== AIM OF THE TASK ==
Every entry must be given again exactly.

Saved data entries
+===+

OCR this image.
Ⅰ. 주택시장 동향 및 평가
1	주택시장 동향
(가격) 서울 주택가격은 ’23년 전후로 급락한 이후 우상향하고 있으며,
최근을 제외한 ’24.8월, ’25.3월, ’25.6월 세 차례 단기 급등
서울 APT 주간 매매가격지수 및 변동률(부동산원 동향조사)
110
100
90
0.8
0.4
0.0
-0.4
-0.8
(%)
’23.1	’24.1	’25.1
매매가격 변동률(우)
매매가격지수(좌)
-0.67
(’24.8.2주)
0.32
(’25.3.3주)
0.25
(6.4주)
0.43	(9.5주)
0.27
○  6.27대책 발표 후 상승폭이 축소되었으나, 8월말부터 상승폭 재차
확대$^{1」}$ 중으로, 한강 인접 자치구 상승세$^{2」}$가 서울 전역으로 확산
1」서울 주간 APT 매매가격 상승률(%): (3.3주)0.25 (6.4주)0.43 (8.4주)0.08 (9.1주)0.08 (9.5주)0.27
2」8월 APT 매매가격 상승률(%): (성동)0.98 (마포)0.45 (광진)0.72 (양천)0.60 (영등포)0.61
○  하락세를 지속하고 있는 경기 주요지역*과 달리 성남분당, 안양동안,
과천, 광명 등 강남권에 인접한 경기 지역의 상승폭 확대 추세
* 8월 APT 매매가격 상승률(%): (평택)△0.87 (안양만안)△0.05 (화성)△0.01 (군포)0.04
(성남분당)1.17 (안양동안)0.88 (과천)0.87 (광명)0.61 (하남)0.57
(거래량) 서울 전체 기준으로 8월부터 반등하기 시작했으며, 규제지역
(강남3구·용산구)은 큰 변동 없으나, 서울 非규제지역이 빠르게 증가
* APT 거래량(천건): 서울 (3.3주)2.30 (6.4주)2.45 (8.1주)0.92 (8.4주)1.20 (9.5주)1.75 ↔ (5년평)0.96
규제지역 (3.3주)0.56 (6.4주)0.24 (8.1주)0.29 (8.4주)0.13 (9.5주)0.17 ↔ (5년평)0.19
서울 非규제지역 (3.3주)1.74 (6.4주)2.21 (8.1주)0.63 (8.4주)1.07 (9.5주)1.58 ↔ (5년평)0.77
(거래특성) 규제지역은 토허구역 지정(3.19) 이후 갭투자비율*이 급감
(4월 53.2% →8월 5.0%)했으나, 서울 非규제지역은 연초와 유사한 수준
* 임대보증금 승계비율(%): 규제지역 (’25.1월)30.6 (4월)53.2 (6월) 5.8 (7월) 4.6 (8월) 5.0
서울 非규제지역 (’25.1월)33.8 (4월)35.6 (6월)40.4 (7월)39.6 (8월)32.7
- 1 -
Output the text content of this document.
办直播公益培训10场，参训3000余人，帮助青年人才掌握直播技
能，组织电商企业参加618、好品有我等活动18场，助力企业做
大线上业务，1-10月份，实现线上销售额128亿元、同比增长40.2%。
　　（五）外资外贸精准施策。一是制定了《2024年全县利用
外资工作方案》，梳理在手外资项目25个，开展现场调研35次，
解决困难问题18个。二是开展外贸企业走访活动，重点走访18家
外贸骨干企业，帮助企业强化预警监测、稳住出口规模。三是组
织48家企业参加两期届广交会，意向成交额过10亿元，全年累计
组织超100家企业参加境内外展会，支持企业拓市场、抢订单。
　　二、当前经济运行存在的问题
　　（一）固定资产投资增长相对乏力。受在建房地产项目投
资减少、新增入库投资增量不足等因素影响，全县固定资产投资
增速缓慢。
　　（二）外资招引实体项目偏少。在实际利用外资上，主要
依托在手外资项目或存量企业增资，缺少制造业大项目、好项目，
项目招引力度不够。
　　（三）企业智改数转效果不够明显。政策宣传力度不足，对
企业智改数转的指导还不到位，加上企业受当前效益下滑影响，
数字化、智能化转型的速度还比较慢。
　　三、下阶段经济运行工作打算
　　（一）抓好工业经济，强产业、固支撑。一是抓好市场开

+===+

== THE COMPLETED TASK ==
OCR this image.
Ⅰ. 주택시장 동향 및 평가
1	주택시장 동향
(가격) 서울 주택가격은 ’23년 전후로 급락한 이후 우상향하고 있으며,
최근을 제외한 ’24.8월, ’25.3월, ’25.6월 세 차례 단기 급등
서울 APT 주간 매매가격지수 및 변동률(부동산원 동향조사)
110
100
90
0.8
0.4
0.0
-0.4
-0.8
(%)
’23.1	’24.1	’25.1
매매가격 변동률(우)
매매가격지수(좌)
-0.67
(’24.8.2주)
0.32
(’25.3.3주)
0.25
(6.4주)
0.43	(9.5주)
0.27
○  6.27대책 발표 후 상승폭이 축소되었으나, 8월말부터 상승폭 재차
확대$^{1」}$ 중으로, 한강 인접 자치구 상승세$^{2」}$가 서울 전역으로 확산
1」서울 주간 APT 매매가격 상승률(%): (3.3주)0.25 (6.4주)0.43 (8.4주)0.08 (9.1주)0.08 (9.5주)0.27
2」8월 APT 매매가격 상승률(%): (성동)0.98 (마포)0.45 (광진)0.72 (양천)0.60 (영등포)0.61
○  하락세를 지속하고 있는 경기 주요지역*과 달리 성남분당, 안양동안,
과천, 광명 등 강남권에 인접한 경기 지역의 상승폭 확대 추세
* 8월 APT 매매가격 상승률(%): (평택)△0.87 (안양만안)△0.05 (화성)△0.01 (군포)0.04
(성남분당)1.17 (안양동안)0.88 (과천)0.87 (광명)0.61 (하남)0.57
(거래량) 서울 전체 기준으로 8월부터 반등하기 시작했으며, 규제지역
(강남3구·용산구)은 큰 변동 없으나, 서울 非규제지역이 빠르게 증가
* APT 거래량(천건): 서울 (3.3주)2.30 (6.4주)2.45 (8.1주)0.92 (8.4주)1.20 (9.5주)1.75 ↔ (5년평)0.96
규제지역 (3.3주)0.56 (6.4주)0.24 (8.1주)0.29 (8.4주)0.13 (9.5주)0.17 ↔ (5년평)0.19
서울 非규제지역 (3.3주)1.74 (6.4주)2.21 (8.1주)0.63 (8.4주)1.07 (9.5주)1.58 ↔ (5년평)0.77
(거래특성) 규제지역은 토허구역 지정(3.19) 이후 갭투자비율*이 급감
(4월 53.2% →8월 5.0%)했으나, 서울 非규제지역은 연초와 유사한 수준
* 임대보증금 승계비율(%): 규제지역 (’25.1월)30.6 (4월)53.2 (6월) 5.8 (7월) 4.6 (8월) 5.0
서울 非규제지역 (’25.1월)33.8 (4월)35.6 (6월)40.4 (7월)39.6 (8월)32.7
- 1 -
Output the text content of this document.
办直播公益培训10场，参训3000余人，帮助青年人才掌握直播技
能，组织电商企业参加618、好品有我等活动18场，助力企业做
大线上业务，1-10月份，实现线上销售额128亿元、同比增长40.2%。
　　（五）外资外贸精准施策。一是制定了《2024年全县利用
外资工作方案》，梳理在手外资项目25个，开展现场调研35次，
解决困难问题18个。二是开展外贸企业走访活动，重点走访18家
外贸骨干企业，帮助企业强化预警监测、稳住出口规模。三是组
织48家企业参加两期届广交会，意向成交额过10亿元，全年累计
组织超100家企业参加境内外展会，支持企业拓市场、抢订单。
　　二、当前经济运行存在的问题
　　（一）固定资产投资增长相对乏力。受在建房地产项目投
资减少、新增入库投资增量不足等因素影响，全县固定资产投资
增速缓慢。
　　（二）外资招引实体项目偏少。在实际利用外资上，主要
依托在手外资项目或存量企业增资，缺少制造业大项目、好项目，
项目招引力度不够。
　　（三）企业智改数转效果不够明显。政策宣传力度不足，对
企业智改数转的指导还不到位，加上企业受当前效益下滑影响，
数字化、智能化转型的速度还比较慢。
　　三、下阶段经济运行工作打算
　　（一）抓好工业经济，强产业、固支撑。一是抓好市场开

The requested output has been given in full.